In this exercise, print only the lines from the line with "Convert this document image to plain text." to the last line of the data below, inclusive. Any pictures should be left out.

DATASET EXCERPTS
┌──
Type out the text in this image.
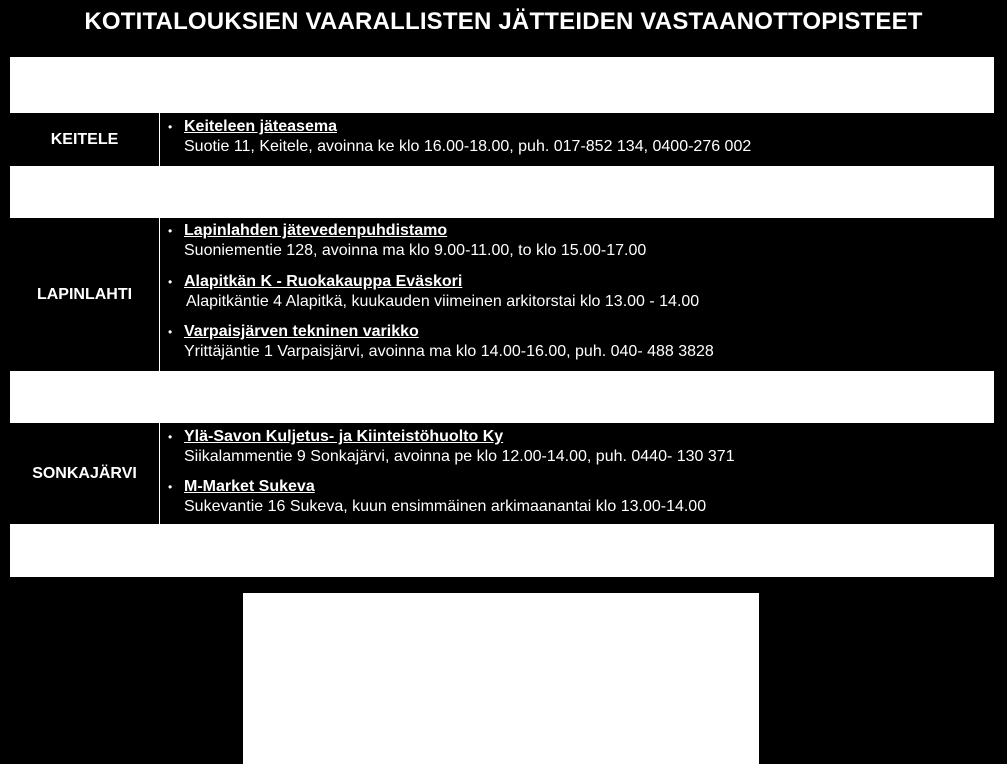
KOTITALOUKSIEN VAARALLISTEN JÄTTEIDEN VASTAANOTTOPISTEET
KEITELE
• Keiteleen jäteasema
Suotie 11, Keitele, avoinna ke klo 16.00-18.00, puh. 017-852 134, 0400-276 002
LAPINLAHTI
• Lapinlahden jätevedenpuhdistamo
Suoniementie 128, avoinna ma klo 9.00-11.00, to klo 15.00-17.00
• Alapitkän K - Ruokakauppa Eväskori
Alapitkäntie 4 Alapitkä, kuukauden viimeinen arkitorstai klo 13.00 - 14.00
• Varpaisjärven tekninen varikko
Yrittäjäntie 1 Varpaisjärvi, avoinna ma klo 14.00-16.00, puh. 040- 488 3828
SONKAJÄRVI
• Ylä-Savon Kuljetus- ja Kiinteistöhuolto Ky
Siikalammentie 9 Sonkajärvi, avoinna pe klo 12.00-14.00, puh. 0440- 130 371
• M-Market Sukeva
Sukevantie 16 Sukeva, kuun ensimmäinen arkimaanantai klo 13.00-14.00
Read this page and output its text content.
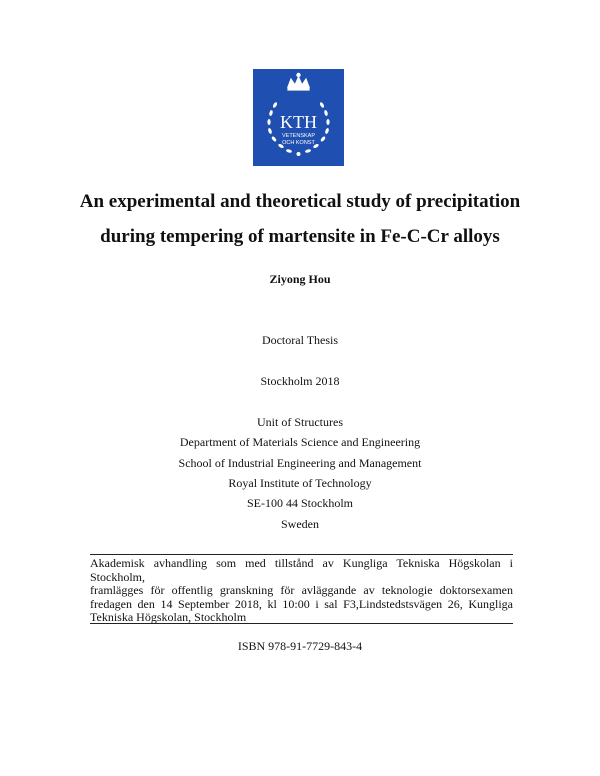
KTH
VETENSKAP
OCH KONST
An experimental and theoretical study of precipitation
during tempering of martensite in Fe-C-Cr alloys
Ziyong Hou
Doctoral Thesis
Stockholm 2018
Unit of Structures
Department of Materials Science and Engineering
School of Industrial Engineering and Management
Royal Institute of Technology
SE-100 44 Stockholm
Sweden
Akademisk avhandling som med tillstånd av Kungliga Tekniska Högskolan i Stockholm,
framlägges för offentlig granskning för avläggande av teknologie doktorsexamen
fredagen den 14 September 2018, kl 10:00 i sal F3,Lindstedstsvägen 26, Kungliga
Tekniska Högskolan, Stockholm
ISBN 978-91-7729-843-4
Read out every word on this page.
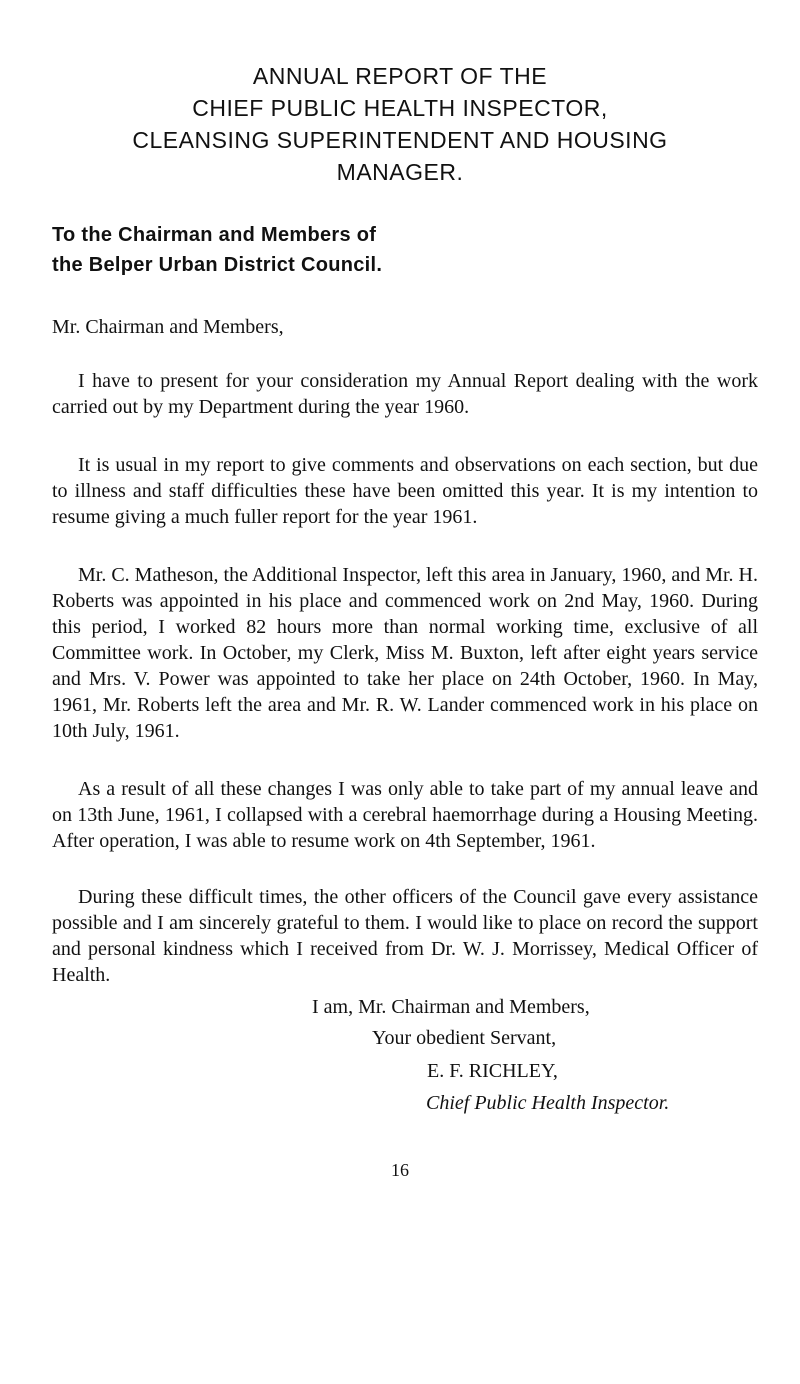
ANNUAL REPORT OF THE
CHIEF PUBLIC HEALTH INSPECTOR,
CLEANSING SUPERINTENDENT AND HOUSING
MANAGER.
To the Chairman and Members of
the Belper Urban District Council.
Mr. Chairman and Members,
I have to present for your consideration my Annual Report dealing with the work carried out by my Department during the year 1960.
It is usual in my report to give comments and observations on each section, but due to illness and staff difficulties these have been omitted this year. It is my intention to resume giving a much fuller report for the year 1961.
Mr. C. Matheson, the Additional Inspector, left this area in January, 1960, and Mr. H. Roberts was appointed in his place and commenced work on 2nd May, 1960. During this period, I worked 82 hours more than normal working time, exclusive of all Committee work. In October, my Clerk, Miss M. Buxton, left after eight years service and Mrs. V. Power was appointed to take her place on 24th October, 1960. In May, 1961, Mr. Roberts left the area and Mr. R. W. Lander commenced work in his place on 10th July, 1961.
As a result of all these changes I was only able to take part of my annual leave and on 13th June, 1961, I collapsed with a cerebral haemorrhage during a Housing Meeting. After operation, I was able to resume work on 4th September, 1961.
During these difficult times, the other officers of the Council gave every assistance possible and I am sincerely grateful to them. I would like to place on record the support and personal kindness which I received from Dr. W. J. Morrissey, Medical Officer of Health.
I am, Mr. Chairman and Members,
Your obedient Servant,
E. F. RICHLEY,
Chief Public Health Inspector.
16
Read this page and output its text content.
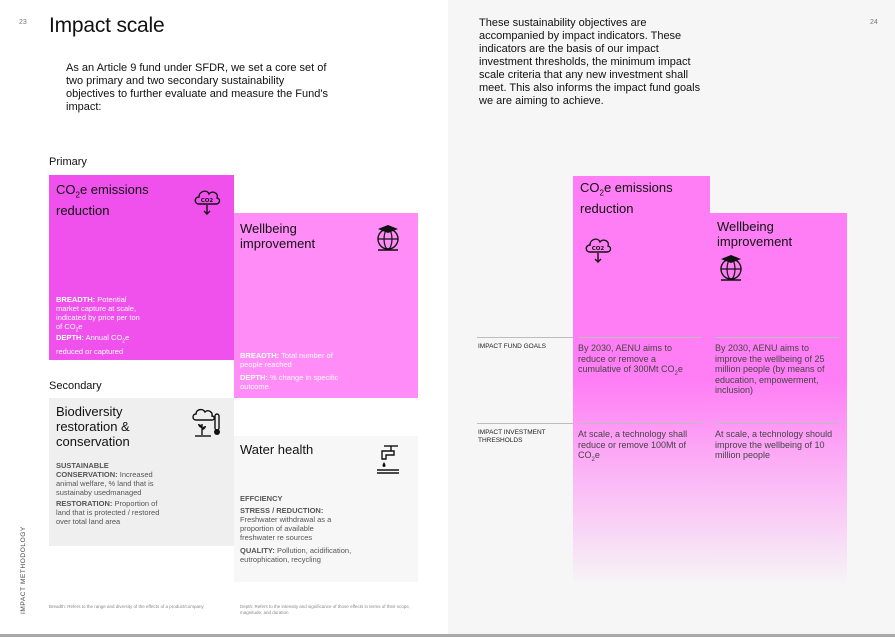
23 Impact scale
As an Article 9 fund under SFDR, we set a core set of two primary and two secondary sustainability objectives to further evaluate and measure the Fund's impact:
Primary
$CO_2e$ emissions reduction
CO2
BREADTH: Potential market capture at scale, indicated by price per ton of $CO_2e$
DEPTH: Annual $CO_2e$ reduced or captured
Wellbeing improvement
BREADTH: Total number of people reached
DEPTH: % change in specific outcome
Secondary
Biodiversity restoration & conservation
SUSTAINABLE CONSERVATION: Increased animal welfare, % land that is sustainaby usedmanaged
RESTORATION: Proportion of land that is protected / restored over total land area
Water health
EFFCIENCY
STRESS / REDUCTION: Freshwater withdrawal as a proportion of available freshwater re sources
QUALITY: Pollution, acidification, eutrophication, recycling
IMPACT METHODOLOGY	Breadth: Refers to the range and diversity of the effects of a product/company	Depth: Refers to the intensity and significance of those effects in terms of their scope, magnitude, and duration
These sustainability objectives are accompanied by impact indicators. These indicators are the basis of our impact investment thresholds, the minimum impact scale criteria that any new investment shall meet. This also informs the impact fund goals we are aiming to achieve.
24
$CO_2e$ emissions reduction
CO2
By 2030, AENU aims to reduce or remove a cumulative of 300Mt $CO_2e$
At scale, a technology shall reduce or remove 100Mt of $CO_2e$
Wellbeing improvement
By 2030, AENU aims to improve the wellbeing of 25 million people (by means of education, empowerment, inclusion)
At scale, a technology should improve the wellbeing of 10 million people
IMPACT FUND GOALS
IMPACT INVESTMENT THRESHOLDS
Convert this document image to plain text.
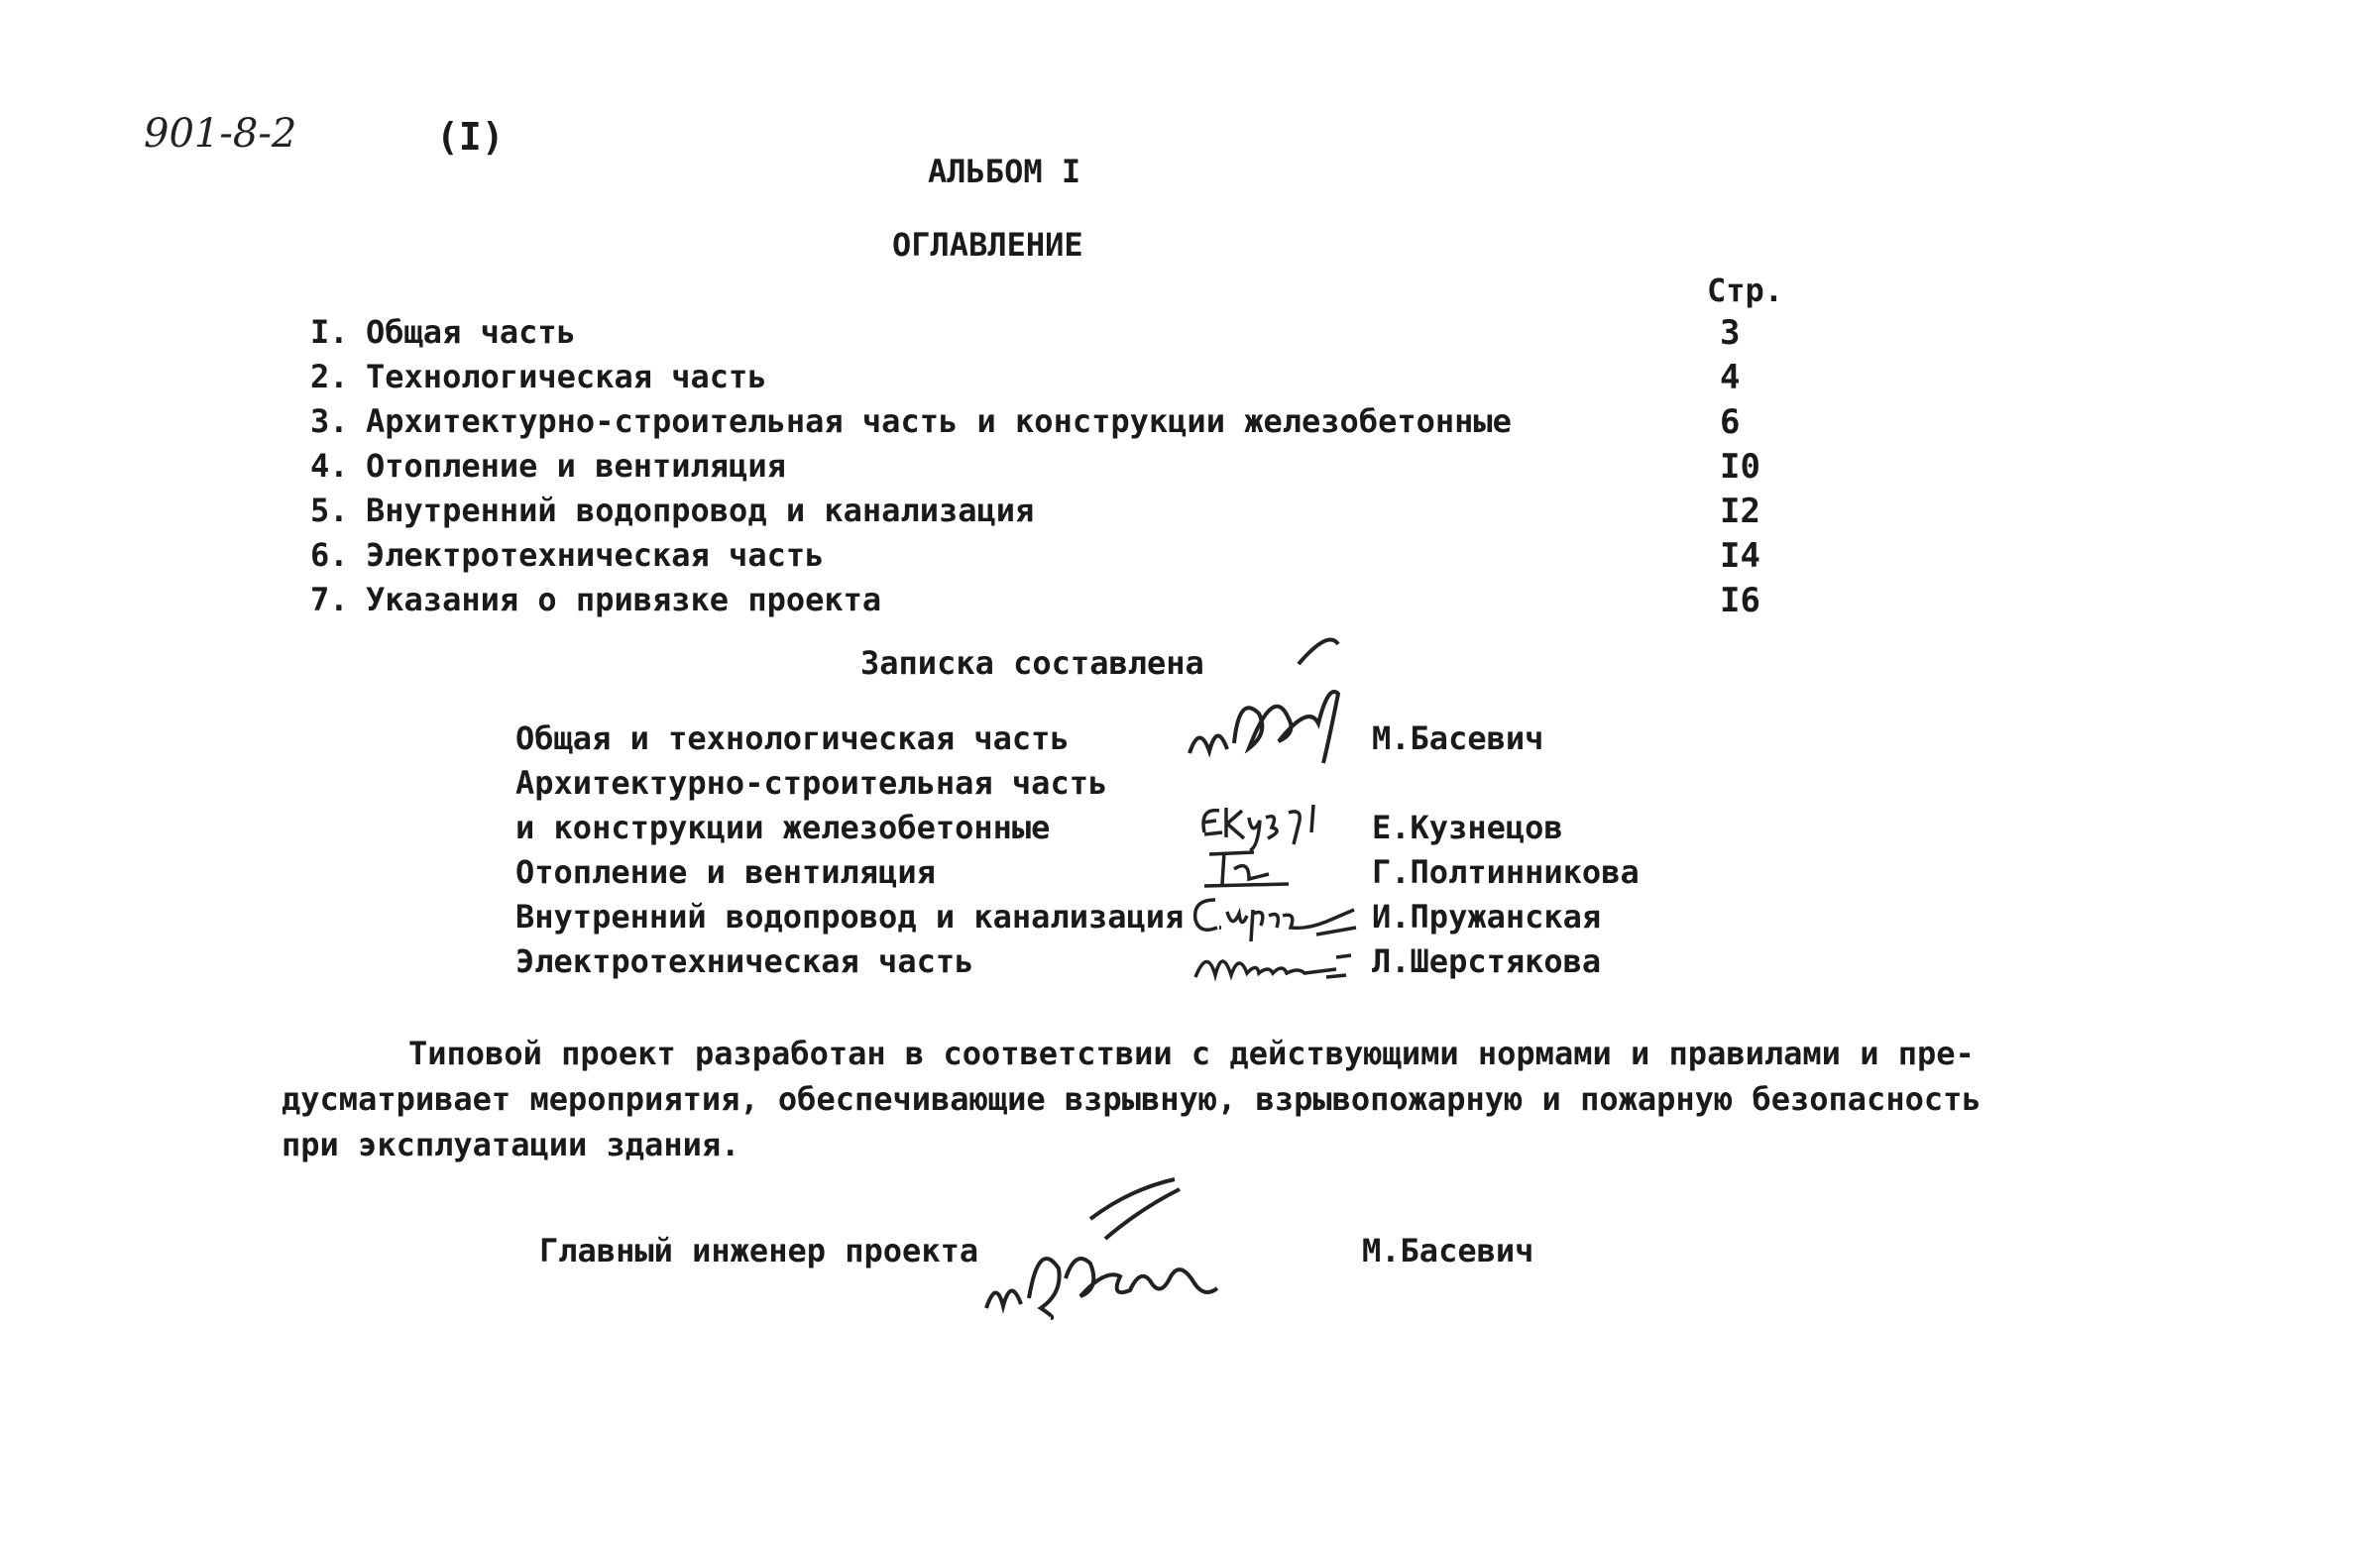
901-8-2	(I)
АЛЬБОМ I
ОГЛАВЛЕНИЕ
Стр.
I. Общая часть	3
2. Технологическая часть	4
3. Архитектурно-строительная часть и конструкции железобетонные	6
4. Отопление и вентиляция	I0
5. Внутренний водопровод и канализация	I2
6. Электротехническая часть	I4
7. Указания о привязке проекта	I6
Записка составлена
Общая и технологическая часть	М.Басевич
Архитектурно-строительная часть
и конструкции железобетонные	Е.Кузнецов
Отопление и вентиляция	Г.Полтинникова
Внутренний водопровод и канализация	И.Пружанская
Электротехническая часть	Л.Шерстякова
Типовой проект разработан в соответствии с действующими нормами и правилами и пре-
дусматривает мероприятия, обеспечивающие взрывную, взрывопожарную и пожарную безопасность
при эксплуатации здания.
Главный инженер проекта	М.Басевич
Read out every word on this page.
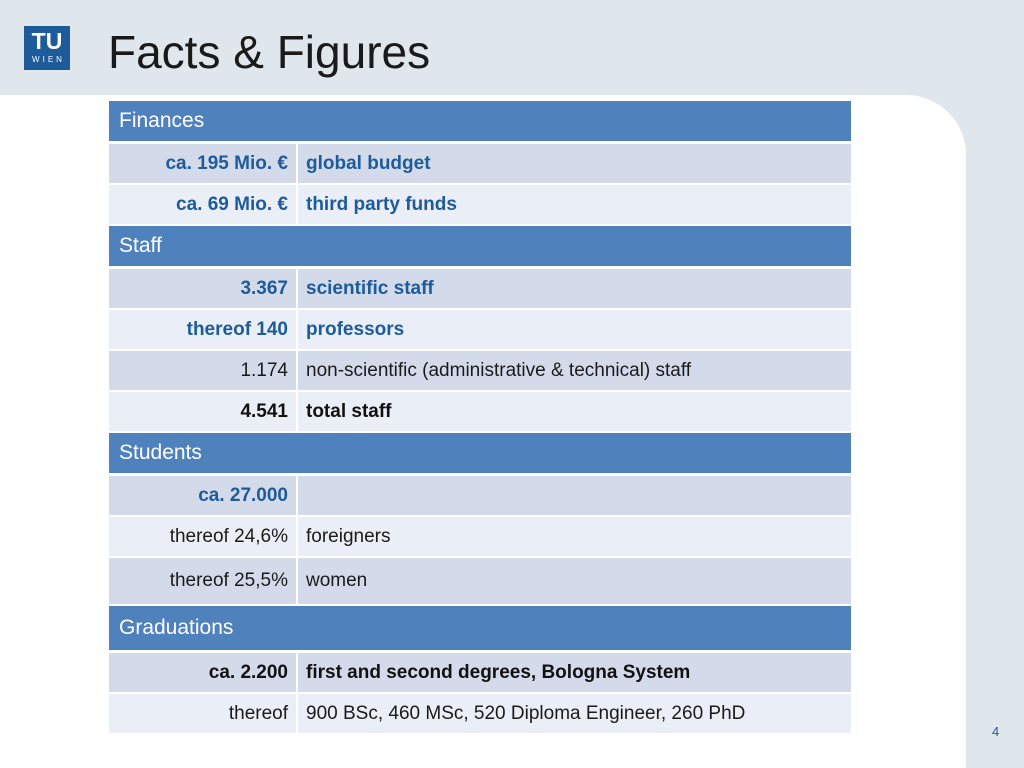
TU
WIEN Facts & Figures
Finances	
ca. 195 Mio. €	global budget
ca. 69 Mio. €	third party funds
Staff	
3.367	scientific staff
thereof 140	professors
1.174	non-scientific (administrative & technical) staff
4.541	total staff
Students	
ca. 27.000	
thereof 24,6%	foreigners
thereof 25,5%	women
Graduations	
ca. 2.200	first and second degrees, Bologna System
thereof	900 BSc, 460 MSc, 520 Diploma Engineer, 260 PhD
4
└──
OUTPUT
Convert this document image to plain text.
901-8-2	(I)
АЛЬБОМ I
ОГЛАВЛЕНИЕ
Стр.
I. Общая часть	3
2. Технологическая часть	4
3. Архитектурно-строительная часть и конструкции железобетонные	6
4. Отопление и вентиляция	I0
5. Внутренний водопровод и канализация	I2
6. Электротехническая часть	I4
7. Указания о привязке проекта	I6
Записка составлена
Общая и технологическая часть	М.Басевич
Архитектурно-строительная часть
и конструкции железобетонные	Е.Кузнецов
Отопление и вентиляция	Г.Полтинникова
Внутренний водопровод и канализация	И.Пружанская
Электротехническая часть	Л.Шерстякова
Типовой проект разработан в соответствии с действующими нормами и правилами и пре-
дусматривает мероприятия, обеспечивающие взрывную, взрывопожарную и пожарную безопасность
при эксплуатации здания.
Главный инженер проекта	М.Басевич
Read out every word on this page.
TU
WIEN Facts & Figures
Finances	
ca. 195 Mio. €	global budget
ca. 69 Mio. €	third party funds
Staff	
3.367	scientific staff
thereof 140	professors
1.174	non-scientific (administrative & technical) staff
4.541	total staff
Students	
ca. 27.000	
thereof 24,6%	foreigners
thereof 25,5%	women
Graduations	
ca. 2.200	first and second degrees, Bologna System
thereof	900 BSc, 460 MSc, 520 Diploma Engineer, 260 PhD
4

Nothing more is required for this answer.